• **Exercise goal**:
Omit all images, then return the remaining material exactly as it stands.

========

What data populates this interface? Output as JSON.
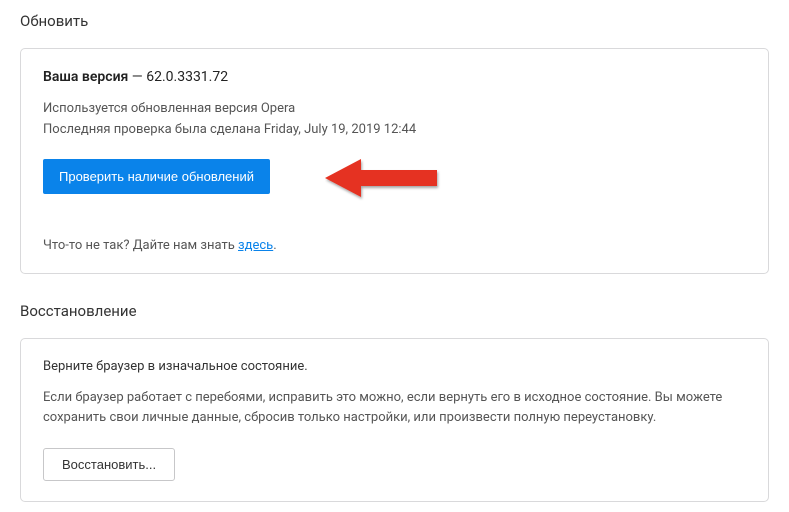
{
  "update": {
    "heading": "Обновить",
    "version_label": "Ваша версия",
    "version_separator": " — ",
    "version_number": "62.0.3331.72",
    "status_line1": "Используется обновленная версия Opera",
    "status_line2": "Последняя проверка была сделана Friday, July 19, 2019 12:44",
    "check_button": "Проверить наличие обновлений",
    "feedback_prefix": "Что-то не так? Дайте нам знать ",
    "feedback_link": "здесь",
    "feedback_suffix": "."
  },
  "recovery": {
    "heading": "Восстановление",
    "title": "Верните браузер в изначальное состояние.",
    "description": "Если браузер работает с перебоями, исправить это можно, если вернуть его в исходное состояние. Вы можете сохранить свои личные данные, сбросив только настройки, или произвести полную переустановку.",
    "button": "Восстановить..."
  },
  "colors": {
    "primary": "#0a83ea",
    "arrow": "#e53323"
  }
}
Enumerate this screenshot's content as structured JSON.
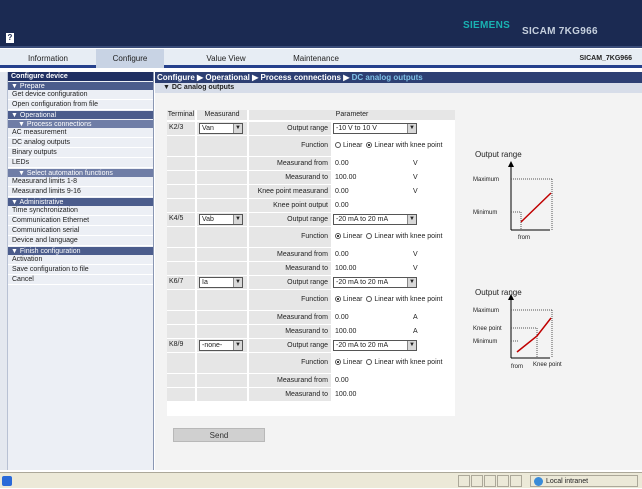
{
  "header": {
    "help_icon": "?",
    "brand": "SIEMENS",
    "product": "SICAM 7KG966"
  },
  "tabs": [
    {
      "label": "Information"
    },
    {
      "label": "Configure"
    },
    {
      "label": "Value View"
    },
    {
      "label": "Maintenance"
    }
  ],
  "device_name": "SICAM_7KG966",
  "sidebar": {
    "title": "Configure device",
    "groups": [
      {
        "label": "▼ Prepare",
        "items": [
          "Get device configuration",
          "Open configuration from file"
        ]
      },
      {
        "label": "▼ Operational",
        "sub": "▼ Process connections",
        "items": [
          "AC measurement",
          "DC analog outputs",
          "Binary outputs",
          "LEDs"
        ],
        "sub2": "▼ Select automation functions",
        "items2": [
          "Measurand limits 1-8",
          "Measurand limits 9-16"
        ]
      },
      {
        "label": "▼ Administrative",
        "items": [
          "Time synchronization",
          "Communication Ethernet",
          "Communication serial",
          "Device and language"
        ]
      },
      {
        "label": "▼ Finish configuration",
        "items": [
          "Activation",
          "Save configuration to file",
          "Cancel"
        ]
      }
    ]
  },
  "breadcrumb": {
    "p1": "Configure",
    "p2": "Operational",
    "p3": "Process connections",
    "p4": "DC analog outputs",
    "sep": "▶"
  },
  "section_title": "▼ DC analog outputs",
  "table": {
    "col_terminal": "Terminal",
    "col_measurand": "Measurand",
    "col_parameter": "Parameter",
    "lbl_output_range": "Output range",
    "lbl_function": "Function",
    "lbl_meas_from": "Measurand from",
    "lbl_meas_to": "Measurand to",
    "lbl_knee_meas": "Knee point measurand",
    "lbl_knee_out": "Knee point output",
    "opt_linear": "Linear",
    "opt_knee": "Linear with knee point",
    "rows": [
      {
        "terminal": "K2/3",
        "measurand": "Van",
        "range": "-10 V to 10 V",
        "func": "knee",
        "from": "0.00",
        "to": "100.00",
        "unit": "V",
        "knee_meas": "0.00",
        "knee_out": "0.00"
      },
      {
        "terminal": "K4/5",
        "measurand": "Vab",
        "range": "-20 mA to 20 mA",
        "func": "linear",
        "from": "0.00",
        "to": "100.00",
        "unit": "V"
      },
      {
        "terminal": "K6/7",
        "measurand": "Ia",
        "range": "-20 mA to 20 mA",
        "func": "linear",
        "from": "0.00",
        "to": "100.00",
        "unit": "A"
      },
      {
        "terminal": "K8/9",
        "measurand": "-none-",
        "range": "-20 mA to 20 mA",
        "func": "linear",
        "from": "0.00",
        "to": "100.00",
        "unit": ""
      }
    ]
  },
  "chart1": {
    "title": "Output range",
    "y_max": "Maximum",
    "y_min": "Minimum",
    "x_label": "from"
  },
  "chart2": {
    "title": "Output range",
    "y_max": "Maximum",
    "y_knee": "Knee point",
    "y_min": "Minimum",
    "x_from": "from",
    "x_knee": "Knee\npoint"
  },
  "send_label": "Send",
  "statusbar": {
    "zone": "Local intranet"
  },
  "colors": {
    "nav": "#1b2a52",
    "accent": "#25408c",
    "breadcrumb_last": "#7fc1e6",
    "chart_line": "#c00000"
  }
}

========

• **Correct response**:
What data populates this interface? Output as JSON.
{
  "update": {
    "heading": "Обновить",
    "version_label": "Ваша версия",
    "version_separator": " — ",
    "version_number": "62.0.3331.72",
    "status_line1": "Используется обновленная версия Opera",
    "status_line2": "Последняя проверка была сделана Friday, July 19, 2019 12:44",
    "check_button": "Проверить наличие обновлений",
    "feedback_prefix": "Что-то не так? Дайте нам знать ",
    "feedback_link": "здесь",
    "feedback_suffix": "."
  },
  "recovery": {
    "heading": "Восстановление",
    "title": "Верните браузер в изначальное состояние.",
    "description": "Если браузер работает с перебоями, исправить это можно, если вернуть его в исходное состояние. Вы можете сохранить свои личные данные, сбросив только настройки, или произвести полную переустановку.",
    "button": "Восстановить..."
  },
  "colors": {
    "primary": "#0a83ea",
    "arrow": "#e53323"
  }
}
Enumerate this screenshot's content as structured JSON.
{
  "header": {
    "help_icon": "?",
    "brand": "SIEMENS",
    "product": "SICAM 7KG966"
  },
  "tabs": [
    {
      "label": "Information"
    },
    {
      "label": "Configure"
    },
    {
      "label": "Value View"
    },
    {
      "label": "Maintenance"
    }
  ],
  "device_name": "SICAM_7KG966",
  "sidebar": {
    "title": "Configure device",
    "groups": [
      {
        "label": "▼ Prepare",
        "items": [
          "Get device configuration",
          "Open configuration from file"
        ]
      },
      {
        "label": "▼ Operational",
        "sub": "▼ Process connections",
        "items": [
          "AC measurement",
          "DC analog outputs",
          "Binary outputs",
          "LEDs"
        ],
        "sub2": "▼ Select automation functions",
        "items2": [
          "Measurand limits 1-8",
          "Measurand limits 9-16"
        ]
      },
      {
        "label": "▼ Administrative",
        "items": [
          "Time synchronization",
          "Communication Ethernet",
          "Communication serial",
          "Device and language"
        ]
      },
      {
        "label": "▼ Finish configuration",
        "items": [
          "Activation",
          "Save configuration to file",
          "Cancel"
        ]
      }
    ]
  },
  "breadcrumb": {
    "p1": "Configure",
    "p2": "Operational",
    "p3": "Process connections",
    "p4": "DC analog outputs",
    "sep": "▶"
  },
  "section_title": "▼ DC analog outputs",
  "table": {
    "col_terminal": "Terminal",
    "col_measurand": "Measurand",
    "col_parameter": "Parameter",
    "lbl_output_range": "Output range",
    "lbl_function": "Function",
    "lbl_meas_from": "Measurand from",
    "lbl_meas_to": "Measurand to",
    "lbl_knee_meas": "Knee point measurand",
    "lbl_knee_out": "Knee point output",
    "opt_linear": "Linear",
    "opt_knee": "Linear with knee point",
    "rows": [
      {
        "terminal": "K2/3",
        "measurand": "Van",
        "range": "-10 V to 10 V",
        "func": "knee",
        "from": "0.00",
        "to": "100.00",
        "unit": "V",
        "knee_meas": "0.00",
        "knee_out": "0.00"
      },
      {
        "terminal": "K4/5",
        "measurand": "Vab",
        "range": "-20 mA to 20 mA",
        "func": "linear",
        "from": "0.00",
        "to": "100.00",
        "unit": "V"
      },
      {
        "terminal": "K6/7",
        "measurand": "Ia",
        "range": "-20 mA to 20 mA",
        "func": "linear",
        "from": "0.00",
        "to": "100.00",
        "unit": "A"
      },
      {
        "terminal": "K8/9",
        "measurand": "-none-",
        "range": "-20 mA to 20 mA",
        "func": "linear",
        "from": "0.00",
        "to": "100.00",
        "unit": ""
      }
    ]
  },
  "chart1": {
    "title": "Output range",
    "y_max": "Maximum",
    "y_min": "Minimum",
    "x_label": "from"
  },
  "chart2": {
    "title": "Output range",
    "y_max": "Maximum",
    "y_knee": "Knee point",
    "y_min": "Minimum",
    "x_from": "from",
    "x_knee": "Knee\npoint"
  },
  "send_label": "Send",
  "statusbar": {
    "zone": "Local intranet"
  },
  "colors": {
    "nav": "#1b2a52",
    "accent": "#25408c",
    "breadcrumb_last": "#7fc1e6",
    "chart_line": "#c00000"
  }
}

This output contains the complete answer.